*** Opening Source extract ***
Some researchers have argued that geographic variations in healthcare may be an important explanation for racial differences in healthcare.14-16
Variations in health systems and healthcare providers can affect the quality of care that patients receive. As African-Americans and Latinos tend to live in different areas than whites, these geographic differences in quality of care may exacerbate racial/ethnic differences. Our study did not find that location of care affected racial differences in PD identification; however, our measure of urbanization may not have captured the geographical variation in quality of care that may be better seen when comparing private, teaching or high-volume centers.
The observed racial differences in diagnosis of PD were not explained by insurance, income, location of care, or healthcare utilization. Biological factors may contribute to observed racial differences in PD. However, in the only US population-based study of PD prevalence, there were no significant racial differences when both post-encephalitic and idiopathic PD cases were counted and less stringent diagnostic criteria than used today were applied to cases.17
Furthermore, this door-to-door study found that almost twice as many African-Americans than whites with PD had been undiagnosed before the study. This finding substantiates the conclusion that the racial differences presented in the current study are due to racial disparities, that is, differences that are not due to clinical needs or appropriateness of care, but may be due to discrimination or bias.
Many other causes of the observed racial disparities should be considered. Patient, physician, and system-level factors may all contribute. Patient-level factors may include education, culture, aging beliefs, trust, and stigma. For example, research on dementia has found that expectations regarding aging vary among people of different racial/ethnic backgrounds and these expectations delay healthcare seeking for symptoms of cognitive decline in ethnic minorities.18
Provider-level factors such as clinician biases, stereotyping and medical uncertainty also play a role in racial disparities. This is evident in studies of depression care in which researchers have shown racial differences in the quality of physician–patient communication.19
Healthcare system factors include financing, accessibility, fragmentation of health coverage and legal policy can all influence racial disparities as well.20
Alternatively, despite a similar burden of PD between racial/ ethnic groups, different clinical phenotypes by race/ethnicity may prevent the appropriate identification of PD in non-white groups because consensus diagnostic criteria are based on evaluation of only white patients.21
It also possible that genetic or environmental risk factors may differ by race/ethnicity and affect the true incidence of PD in non-white populations.
What has been learned in other fields of medicine can be applied to PD. It is possible that PD is under-recognized in African-Americans based on this data, but it remains uncertain why. To develop targeted interventions to improve the appropriate diagnosis of PD among underserved minorities, we will need to use a population-based approach in our research and gain a better understanding of the complex biological and social interactions in creating disparities in neurodegenerative diseases.
*** Closing Source extract ***
§ Questions on the material
[a] Write out the passage on racial differences in Parkinson's disease diagnosis from "What has been" up to and including "in neurodegenerative diseases.", word for word.
[b] Answer these questions from the passage on racial differences in Parkinson's disease diagnosis:
(i) According to the door-to-door study, about how many times as many African-Americans as whites with PD had been undiagnosed before the study?
(ii) Which three provider-level factors are named as playing a role in racial disparities?
(iii) The consensus diagnostic criteria for PD are based on evaluation of which patients?
*** Opening Listed records ***
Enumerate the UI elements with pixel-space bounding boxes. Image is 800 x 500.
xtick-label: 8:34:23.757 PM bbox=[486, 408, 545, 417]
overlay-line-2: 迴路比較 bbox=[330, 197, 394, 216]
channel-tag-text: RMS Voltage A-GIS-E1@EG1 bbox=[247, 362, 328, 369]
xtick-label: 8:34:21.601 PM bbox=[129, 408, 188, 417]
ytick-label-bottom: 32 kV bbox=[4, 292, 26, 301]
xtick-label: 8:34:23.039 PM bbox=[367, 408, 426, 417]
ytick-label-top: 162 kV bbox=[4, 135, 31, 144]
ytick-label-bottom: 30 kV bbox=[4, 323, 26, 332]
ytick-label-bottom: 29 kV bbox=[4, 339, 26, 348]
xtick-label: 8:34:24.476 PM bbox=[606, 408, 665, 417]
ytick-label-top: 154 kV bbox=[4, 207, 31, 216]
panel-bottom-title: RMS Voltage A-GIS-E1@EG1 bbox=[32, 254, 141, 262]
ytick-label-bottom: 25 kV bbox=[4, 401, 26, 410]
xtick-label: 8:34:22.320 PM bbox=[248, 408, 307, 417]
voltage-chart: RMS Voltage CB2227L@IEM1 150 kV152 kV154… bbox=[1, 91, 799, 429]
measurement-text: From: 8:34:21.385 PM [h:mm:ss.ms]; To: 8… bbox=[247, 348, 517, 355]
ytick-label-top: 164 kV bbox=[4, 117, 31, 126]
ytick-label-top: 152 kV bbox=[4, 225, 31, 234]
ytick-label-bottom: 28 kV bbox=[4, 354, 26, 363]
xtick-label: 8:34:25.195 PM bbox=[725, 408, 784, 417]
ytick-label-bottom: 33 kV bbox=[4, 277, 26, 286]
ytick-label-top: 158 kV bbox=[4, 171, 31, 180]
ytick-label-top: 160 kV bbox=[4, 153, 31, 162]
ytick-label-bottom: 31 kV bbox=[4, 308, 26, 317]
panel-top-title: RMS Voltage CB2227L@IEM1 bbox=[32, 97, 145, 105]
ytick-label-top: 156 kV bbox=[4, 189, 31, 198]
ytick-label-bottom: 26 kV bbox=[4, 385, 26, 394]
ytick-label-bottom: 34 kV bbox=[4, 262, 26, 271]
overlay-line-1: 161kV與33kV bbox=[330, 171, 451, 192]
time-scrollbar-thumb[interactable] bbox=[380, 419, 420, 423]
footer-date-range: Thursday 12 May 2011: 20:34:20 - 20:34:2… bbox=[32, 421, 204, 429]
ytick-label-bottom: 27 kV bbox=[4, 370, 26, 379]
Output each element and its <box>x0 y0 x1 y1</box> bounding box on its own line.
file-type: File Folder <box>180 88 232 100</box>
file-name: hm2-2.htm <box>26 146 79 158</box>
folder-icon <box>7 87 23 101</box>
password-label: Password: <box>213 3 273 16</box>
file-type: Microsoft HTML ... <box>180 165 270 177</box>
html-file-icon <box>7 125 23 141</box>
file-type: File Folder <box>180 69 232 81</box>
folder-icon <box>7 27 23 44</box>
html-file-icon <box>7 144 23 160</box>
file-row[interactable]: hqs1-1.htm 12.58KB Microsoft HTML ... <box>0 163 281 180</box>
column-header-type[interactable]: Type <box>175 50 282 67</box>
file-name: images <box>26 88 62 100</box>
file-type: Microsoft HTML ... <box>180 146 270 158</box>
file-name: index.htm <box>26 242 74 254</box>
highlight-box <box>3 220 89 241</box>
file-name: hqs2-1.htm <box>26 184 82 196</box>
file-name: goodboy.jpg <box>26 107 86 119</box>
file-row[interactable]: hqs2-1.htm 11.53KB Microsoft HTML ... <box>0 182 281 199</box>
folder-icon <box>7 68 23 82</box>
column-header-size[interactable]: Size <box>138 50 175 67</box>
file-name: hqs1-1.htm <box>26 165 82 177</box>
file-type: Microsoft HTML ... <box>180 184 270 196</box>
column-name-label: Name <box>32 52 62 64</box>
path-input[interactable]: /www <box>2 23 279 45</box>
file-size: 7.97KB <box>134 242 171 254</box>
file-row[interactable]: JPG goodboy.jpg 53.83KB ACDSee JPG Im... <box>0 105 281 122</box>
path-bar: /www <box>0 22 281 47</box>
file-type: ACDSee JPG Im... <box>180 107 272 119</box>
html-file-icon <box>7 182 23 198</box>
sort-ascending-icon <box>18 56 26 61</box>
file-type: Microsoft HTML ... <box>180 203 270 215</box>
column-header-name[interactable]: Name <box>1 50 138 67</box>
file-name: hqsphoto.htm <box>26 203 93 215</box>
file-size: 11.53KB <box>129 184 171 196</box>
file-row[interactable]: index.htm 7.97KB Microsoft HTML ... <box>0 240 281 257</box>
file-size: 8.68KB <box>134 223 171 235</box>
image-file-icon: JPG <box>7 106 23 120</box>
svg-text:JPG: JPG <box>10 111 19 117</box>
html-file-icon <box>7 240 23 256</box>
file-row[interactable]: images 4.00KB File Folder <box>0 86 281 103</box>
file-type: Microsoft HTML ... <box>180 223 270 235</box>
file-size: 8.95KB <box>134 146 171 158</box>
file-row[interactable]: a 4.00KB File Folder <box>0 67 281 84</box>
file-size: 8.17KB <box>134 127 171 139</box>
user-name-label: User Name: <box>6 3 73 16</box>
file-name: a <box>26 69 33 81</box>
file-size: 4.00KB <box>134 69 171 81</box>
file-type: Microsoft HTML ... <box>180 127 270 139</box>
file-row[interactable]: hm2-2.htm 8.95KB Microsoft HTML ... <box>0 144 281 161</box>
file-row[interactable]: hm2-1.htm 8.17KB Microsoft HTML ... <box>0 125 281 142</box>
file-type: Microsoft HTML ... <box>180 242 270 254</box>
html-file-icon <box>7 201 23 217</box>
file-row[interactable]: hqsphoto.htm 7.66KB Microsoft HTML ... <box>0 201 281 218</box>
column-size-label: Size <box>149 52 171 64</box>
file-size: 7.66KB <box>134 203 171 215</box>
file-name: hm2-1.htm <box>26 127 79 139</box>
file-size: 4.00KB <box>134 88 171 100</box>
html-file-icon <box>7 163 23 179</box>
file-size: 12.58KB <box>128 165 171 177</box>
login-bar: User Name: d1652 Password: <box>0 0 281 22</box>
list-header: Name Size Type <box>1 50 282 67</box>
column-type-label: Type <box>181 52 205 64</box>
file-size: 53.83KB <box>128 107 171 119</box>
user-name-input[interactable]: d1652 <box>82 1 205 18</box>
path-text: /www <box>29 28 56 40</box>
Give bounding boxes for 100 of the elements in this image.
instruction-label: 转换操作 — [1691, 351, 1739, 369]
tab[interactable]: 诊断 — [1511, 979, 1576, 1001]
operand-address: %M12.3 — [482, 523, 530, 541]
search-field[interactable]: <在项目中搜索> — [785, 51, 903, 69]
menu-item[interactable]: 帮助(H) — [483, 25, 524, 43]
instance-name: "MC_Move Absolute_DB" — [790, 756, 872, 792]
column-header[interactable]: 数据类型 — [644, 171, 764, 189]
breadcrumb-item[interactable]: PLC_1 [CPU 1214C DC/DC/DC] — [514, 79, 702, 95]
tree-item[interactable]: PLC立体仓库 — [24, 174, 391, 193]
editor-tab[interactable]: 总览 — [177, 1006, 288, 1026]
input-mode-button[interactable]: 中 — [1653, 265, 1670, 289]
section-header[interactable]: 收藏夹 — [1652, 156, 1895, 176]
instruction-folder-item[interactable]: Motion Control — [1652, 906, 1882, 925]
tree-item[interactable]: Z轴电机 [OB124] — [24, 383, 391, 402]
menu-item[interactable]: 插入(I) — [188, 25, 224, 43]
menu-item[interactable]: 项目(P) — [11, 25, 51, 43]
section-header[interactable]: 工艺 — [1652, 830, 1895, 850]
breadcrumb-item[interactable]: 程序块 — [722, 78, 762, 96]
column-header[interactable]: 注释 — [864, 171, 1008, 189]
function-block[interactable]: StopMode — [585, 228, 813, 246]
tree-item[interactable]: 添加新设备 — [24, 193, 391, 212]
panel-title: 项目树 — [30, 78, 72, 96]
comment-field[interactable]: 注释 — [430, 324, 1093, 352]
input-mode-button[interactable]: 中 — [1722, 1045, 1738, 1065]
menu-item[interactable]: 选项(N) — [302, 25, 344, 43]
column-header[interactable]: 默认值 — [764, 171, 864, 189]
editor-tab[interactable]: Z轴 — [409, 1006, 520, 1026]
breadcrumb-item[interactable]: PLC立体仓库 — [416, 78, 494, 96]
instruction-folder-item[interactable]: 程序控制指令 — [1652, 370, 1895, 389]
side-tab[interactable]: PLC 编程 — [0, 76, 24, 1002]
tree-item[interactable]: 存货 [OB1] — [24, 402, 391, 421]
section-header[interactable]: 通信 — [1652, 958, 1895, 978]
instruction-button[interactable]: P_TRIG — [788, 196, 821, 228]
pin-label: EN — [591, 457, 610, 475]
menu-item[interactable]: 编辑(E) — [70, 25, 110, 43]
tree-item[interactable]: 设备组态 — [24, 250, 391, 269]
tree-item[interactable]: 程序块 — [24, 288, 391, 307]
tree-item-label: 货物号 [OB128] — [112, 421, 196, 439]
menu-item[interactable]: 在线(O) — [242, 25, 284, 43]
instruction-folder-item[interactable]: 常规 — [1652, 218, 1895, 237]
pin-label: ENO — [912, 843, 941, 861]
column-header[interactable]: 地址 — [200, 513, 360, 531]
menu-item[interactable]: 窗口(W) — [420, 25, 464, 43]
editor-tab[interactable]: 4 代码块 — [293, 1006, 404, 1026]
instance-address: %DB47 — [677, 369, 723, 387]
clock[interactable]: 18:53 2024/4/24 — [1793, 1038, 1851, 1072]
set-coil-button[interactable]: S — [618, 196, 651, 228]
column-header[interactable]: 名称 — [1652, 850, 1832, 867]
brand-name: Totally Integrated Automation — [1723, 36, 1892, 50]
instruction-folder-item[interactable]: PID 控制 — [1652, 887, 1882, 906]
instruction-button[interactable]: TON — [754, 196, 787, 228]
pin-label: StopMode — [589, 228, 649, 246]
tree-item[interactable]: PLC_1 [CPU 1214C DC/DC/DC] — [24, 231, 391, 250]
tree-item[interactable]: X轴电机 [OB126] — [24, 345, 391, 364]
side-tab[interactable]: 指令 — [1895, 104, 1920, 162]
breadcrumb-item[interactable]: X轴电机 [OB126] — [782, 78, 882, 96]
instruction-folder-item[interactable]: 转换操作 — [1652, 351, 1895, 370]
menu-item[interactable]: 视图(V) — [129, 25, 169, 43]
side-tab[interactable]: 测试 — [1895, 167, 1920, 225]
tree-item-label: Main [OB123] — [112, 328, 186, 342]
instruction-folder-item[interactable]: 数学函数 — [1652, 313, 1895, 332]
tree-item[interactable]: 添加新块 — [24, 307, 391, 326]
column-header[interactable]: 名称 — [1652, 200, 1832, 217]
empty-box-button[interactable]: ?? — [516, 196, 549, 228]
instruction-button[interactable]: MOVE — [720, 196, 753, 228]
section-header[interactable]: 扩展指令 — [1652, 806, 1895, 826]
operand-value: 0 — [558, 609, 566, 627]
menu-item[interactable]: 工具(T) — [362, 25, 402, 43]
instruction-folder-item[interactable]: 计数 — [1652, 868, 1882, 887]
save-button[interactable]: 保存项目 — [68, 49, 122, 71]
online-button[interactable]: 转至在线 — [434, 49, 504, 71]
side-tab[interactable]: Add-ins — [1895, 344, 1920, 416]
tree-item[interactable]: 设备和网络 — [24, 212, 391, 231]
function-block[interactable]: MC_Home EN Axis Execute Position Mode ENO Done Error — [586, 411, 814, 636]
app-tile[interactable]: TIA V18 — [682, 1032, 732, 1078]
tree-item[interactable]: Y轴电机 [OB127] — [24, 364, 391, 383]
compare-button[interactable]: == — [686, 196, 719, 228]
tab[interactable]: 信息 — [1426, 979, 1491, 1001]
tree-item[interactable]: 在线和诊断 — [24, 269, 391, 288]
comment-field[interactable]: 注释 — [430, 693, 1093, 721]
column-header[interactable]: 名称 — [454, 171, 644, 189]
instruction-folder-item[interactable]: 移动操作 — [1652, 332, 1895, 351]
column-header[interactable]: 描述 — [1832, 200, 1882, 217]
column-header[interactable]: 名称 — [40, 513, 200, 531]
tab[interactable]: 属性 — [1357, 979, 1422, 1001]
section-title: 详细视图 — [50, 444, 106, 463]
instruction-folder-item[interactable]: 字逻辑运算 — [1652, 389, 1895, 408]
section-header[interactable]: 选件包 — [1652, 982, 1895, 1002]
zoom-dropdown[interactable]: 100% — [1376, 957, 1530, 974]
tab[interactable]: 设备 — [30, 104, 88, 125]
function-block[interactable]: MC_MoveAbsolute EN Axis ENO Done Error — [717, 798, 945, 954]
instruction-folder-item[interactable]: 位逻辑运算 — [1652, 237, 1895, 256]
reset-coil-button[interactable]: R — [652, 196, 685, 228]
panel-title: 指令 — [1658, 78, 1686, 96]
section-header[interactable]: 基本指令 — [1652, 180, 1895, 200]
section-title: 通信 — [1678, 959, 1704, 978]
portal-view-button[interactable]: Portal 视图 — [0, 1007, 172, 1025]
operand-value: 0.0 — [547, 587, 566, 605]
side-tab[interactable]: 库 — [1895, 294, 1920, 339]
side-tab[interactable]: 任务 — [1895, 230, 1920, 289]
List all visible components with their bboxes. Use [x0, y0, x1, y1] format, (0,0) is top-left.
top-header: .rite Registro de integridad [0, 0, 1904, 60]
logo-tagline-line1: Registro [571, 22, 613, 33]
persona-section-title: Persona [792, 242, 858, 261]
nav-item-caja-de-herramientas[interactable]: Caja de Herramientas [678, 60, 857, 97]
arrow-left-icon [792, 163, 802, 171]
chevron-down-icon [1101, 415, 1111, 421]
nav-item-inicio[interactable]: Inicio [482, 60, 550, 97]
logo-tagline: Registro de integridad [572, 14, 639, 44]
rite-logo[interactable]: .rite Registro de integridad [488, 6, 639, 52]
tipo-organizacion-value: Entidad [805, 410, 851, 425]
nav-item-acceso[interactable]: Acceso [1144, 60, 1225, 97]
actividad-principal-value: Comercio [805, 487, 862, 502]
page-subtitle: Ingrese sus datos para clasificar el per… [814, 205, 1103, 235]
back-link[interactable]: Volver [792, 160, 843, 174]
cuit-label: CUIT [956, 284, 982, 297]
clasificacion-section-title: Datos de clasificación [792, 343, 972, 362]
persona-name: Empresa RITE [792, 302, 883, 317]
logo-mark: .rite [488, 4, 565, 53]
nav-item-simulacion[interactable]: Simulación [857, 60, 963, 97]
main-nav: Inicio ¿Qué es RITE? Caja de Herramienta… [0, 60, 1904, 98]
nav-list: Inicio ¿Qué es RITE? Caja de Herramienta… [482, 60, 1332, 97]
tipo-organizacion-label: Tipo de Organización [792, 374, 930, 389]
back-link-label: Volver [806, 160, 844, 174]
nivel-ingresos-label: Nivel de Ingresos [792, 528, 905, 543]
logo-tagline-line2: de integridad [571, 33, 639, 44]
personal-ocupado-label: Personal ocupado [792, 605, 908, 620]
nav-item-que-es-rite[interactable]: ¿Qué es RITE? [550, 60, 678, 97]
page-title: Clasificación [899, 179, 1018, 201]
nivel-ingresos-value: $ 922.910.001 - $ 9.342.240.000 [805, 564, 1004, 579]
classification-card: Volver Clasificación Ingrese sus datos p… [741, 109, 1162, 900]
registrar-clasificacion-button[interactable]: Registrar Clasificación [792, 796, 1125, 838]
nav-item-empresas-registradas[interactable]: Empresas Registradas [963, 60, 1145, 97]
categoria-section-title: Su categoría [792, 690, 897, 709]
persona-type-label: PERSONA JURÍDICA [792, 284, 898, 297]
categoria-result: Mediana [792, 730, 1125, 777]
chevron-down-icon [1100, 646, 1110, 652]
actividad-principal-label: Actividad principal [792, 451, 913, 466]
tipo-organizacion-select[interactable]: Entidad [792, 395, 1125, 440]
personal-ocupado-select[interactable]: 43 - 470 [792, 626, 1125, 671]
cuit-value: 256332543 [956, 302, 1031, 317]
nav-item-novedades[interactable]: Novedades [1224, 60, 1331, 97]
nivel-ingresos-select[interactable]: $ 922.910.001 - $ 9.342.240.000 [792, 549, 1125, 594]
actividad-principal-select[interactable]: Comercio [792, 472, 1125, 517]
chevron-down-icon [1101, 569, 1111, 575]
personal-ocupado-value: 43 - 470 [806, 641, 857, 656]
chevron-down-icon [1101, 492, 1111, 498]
*** Closing Listed records ***
§ Answers to this exercise
[a]
What has been learned in other fields of medicine can be applied to PD. It is possible that PD is under-recognized in African-Americans based on this data, but it remains uncertain why. To develop targeted interventions to improve the appropriate diagnosis of PD among underserved minorities, we will need to use a population-based approach in our research and gain a better understanding of the complex biological and social interactions in creating disparities in neurodegenerative diseases.

[b]
(i) Almost twice as many.
(ii) Clinician biases, stereotyping, and medical uncertainty.
(iii) Only white patients.